• Entries provided:
--- --- ---
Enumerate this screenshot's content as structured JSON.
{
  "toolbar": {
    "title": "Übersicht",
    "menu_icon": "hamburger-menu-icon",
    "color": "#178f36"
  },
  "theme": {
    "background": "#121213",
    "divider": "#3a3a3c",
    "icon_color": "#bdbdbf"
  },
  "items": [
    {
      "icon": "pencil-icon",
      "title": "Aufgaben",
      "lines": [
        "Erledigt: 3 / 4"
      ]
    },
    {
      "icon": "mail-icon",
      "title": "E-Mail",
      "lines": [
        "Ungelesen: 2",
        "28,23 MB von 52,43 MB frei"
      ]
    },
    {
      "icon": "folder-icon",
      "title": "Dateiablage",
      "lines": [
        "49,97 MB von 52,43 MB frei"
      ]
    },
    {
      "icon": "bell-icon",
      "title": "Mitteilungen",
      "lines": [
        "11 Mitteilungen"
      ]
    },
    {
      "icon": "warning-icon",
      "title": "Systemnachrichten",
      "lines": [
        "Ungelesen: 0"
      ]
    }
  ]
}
--- --- ---
• Set problem:
Using the data above, output each line exactly.

• Completed exercise:
Enumerate this screenshot's content as structured JSON.
{
  "toolbar": {
    "title": "Übersicht",
    "menu_icon": "hamburger-menu-icon",
    "color": "#178f36"
  },
  "theme": {
    "background": "#121213",
    "divider": "#3a3a3c",
    "icon_color": "#bdbdbf"
  },
  "items": [
    {
      "icon": "pencil-icon",
      "title": "Aufgaben",
      "lines": [
        "Erledigt: 3 / 4"
      ]
    },
    {
      "icon": "mail-icon",
      "title": "E-Mail",
      "lines": [
        "Ungelesen: 2",
        "28,23 MB von 52,43 MB frei"
      ]
    },
    {
      "icon": "folder-icon",
      "title": "Dateiablage",
      "lines": [
        "49,97 MB von 52,43 MB frei"
      ]
    },
    {
      "icon": "bell-icon",
      "title": "Mitteilungen",
      "lines": [
        "11 Mitteilungen"
      ]
    },
    {
      "icon": "warning-icon",
      "title": "Systemnachrichten",
      "lines": [
        "Ungelesen: 0"
      ]
    }
  ]
}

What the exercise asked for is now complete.